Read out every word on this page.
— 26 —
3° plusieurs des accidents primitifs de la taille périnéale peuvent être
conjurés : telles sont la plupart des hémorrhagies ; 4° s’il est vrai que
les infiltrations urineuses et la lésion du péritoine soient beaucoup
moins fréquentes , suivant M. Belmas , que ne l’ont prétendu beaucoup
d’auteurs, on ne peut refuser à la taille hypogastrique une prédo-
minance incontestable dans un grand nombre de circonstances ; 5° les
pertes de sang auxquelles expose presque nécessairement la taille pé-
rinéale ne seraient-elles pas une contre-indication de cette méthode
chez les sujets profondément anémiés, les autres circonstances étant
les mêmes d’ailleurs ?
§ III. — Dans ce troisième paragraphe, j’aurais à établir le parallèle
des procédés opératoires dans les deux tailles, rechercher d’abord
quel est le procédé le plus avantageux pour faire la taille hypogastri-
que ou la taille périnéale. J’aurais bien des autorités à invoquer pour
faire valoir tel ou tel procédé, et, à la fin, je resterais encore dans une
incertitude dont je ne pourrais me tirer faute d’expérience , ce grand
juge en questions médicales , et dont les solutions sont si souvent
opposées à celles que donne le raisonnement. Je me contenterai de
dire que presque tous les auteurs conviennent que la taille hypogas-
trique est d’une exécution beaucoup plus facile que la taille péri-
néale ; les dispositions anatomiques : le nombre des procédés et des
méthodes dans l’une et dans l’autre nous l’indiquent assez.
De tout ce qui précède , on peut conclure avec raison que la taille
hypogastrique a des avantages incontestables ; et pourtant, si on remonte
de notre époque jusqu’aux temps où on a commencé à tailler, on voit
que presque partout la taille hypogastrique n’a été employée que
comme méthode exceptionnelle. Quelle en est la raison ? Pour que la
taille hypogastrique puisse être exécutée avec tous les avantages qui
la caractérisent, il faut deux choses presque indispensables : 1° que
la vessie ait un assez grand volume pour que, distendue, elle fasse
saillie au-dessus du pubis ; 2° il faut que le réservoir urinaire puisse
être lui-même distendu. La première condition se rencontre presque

☆ ☆ ☆ ☆ ☆

WHAT IS EXPECTED
Search the data for the string "puisse" and copy each line where it appears.

CORRECT OUTPUT
taille hypogastrique puisse être exécutée avec tous les avantages qui
saillie au-dessus du pubis ; 2° il faut que le réservoir urinaire puisse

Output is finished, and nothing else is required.